--- DOCUMENT SEGMENT ---

Fiction
The Equations of Love. By Ethel Wilson. (Macmillan. 10s. 6d.) Excellent Women. By Barbara Pym. (Cape. 12s. 6d.) The Brotherhood of Fear. By Robert Ardrey. (Collins. 12s. 6d.) I HAVE not come across either of the two books previously published by Miss Ethel Wilson, who is a Canadian writer, but The Equations of Love suggests an interesting talent in the making. Acute and tough-minded, following cheerfully in whatever direction a robust sense of comedy leads her, Miss Wilson is as yet deficient, I would say, in the kind of self-criticism which is a sixth sense for the writer of fiction and which is perhaps no good to anybody else. The book consists of two long short-stories, each of which seems to have borrowed something of style or idiosyncrasy from a different model; in the one case—most incongruously—from Henry James and in the other from Mr. Maugham. Tuesday and Wednesday, set among slovenly types in slatternly lodgings in Vancouver, is about a ridiculous, self-dramatising drab of a woman with an equally absurd and feckless fish of a husband, and is, I fear, altogether a mistake. Miss Wilson's Jamesian or quasi-Jamesian deliberation here, though festooned with all sorts of feminine trimmings, sits grotesquely upon a theme that is really trivial and humourless ; her Myrtle and Mort are, in the end, only tioring.

--- DATASET ROWS ---

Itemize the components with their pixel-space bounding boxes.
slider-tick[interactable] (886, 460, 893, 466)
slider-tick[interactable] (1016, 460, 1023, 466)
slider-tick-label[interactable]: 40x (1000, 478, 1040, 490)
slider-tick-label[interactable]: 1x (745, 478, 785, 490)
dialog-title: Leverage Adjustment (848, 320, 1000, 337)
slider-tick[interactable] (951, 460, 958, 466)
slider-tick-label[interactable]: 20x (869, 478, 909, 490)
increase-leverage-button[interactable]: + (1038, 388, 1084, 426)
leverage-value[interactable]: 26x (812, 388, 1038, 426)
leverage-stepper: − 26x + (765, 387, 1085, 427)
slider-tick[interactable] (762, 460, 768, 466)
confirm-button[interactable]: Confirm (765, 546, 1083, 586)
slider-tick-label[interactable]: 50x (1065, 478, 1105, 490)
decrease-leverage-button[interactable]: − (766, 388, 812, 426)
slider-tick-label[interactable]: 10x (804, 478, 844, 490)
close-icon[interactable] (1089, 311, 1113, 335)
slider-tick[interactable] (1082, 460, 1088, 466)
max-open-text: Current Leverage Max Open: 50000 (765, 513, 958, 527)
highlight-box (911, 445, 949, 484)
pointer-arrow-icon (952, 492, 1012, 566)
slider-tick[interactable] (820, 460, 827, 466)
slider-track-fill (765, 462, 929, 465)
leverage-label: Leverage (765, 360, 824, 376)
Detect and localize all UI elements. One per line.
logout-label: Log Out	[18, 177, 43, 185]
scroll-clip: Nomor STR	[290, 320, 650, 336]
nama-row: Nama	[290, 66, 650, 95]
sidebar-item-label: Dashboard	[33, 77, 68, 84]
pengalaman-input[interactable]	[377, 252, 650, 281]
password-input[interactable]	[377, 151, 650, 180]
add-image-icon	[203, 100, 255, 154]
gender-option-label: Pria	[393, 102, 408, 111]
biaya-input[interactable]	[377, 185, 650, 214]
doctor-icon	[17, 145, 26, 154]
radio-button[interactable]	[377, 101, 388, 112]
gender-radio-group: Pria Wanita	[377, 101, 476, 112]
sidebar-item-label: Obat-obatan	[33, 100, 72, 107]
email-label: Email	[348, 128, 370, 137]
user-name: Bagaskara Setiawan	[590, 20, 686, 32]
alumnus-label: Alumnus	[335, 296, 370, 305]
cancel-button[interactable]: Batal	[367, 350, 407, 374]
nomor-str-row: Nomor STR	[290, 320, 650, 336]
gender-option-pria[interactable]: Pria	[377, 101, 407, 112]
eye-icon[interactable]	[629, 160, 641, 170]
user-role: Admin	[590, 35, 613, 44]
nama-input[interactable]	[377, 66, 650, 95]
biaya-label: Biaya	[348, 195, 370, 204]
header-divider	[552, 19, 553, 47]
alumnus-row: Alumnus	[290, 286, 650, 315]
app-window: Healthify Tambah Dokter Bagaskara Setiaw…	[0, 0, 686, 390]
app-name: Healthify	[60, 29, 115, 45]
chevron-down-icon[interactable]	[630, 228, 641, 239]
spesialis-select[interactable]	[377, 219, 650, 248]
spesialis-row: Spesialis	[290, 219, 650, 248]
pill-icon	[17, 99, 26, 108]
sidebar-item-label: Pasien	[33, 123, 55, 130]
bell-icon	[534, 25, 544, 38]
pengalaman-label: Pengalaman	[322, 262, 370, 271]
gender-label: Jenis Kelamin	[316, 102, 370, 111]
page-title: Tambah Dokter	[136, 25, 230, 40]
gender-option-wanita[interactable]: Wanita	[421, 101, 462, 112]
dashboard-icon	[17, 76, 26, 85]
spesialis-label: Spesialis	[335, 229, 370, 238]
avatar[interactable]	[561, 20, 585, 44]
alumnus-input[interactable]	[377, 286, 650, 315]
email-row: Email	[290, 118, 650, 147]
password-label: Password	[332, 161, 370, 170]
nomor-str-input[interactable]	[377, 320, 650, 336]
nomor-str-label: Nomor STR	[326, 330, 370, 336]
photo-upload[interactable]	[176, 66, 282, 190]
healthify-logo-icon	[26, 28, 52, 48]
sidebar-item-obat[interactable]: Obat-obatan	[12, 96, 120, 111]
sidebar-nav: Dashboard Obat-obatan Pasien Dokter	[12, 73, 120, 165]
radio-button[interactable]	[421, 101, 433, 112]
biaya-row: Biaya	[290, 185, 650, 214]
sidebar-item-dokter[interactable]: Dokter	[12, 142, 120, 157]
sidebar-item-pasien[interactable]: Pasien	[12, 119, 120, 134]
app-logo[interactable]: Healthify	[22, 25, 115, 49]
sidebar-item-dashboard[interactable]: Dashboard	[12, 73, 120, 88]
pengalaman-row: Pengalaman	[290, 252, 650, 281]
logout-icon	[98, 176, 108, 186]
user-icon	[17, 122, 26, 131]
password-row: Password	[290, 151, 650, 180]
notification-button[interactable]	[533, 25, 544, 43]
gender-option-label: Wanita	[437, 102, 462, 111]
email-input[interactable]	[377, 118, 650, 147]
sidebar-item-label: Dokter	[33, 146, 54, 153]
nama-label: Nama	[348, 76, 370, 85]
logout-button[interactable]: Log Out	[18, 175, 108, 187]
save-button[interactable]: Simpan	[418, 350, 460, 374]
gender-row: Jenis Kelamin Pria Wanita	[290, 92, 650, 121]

---

REQUEST 1:
According to the fiction review, what nationality is Ethel Wilson?
REQUEST 2:
Copy the records word for word, from their first line through the line containing "slider-tick[interactable] (762, 460, 768, 466)".
The records have no connection to the fiction review.

ANSWER 1:
She is Canadian.

ANSWER 2:
Itemize the components with their pixel-space bounding boxes.
slider-tick[interactable] (886, 460, 893, 466)
slider-tick[interactable] (1016, 460, 1023, 466)
slider-tick-label[interactable]: 40x (1000, 478, 1040, 490)
slider-tick-label[interactable]: 1x (745, 478, 785, 490)
dialog-title: Leverage Adjustment (848, 320, 1000, 337)
slider-tick[interactable] (951, 460, 958, 466)
slider-tick-label[interactable]: 20x (869, 478, 909, 490)
increase-leverage-button[interactable]: + (1038, 388, 1084, 426)
leverage-value[interactable]: 26x (812, 388, 1038, 426)
leverage-stepper: − 26x + (765, 387, 1085, 427)
slider-tick[interactable] (762, 460, 768, 466)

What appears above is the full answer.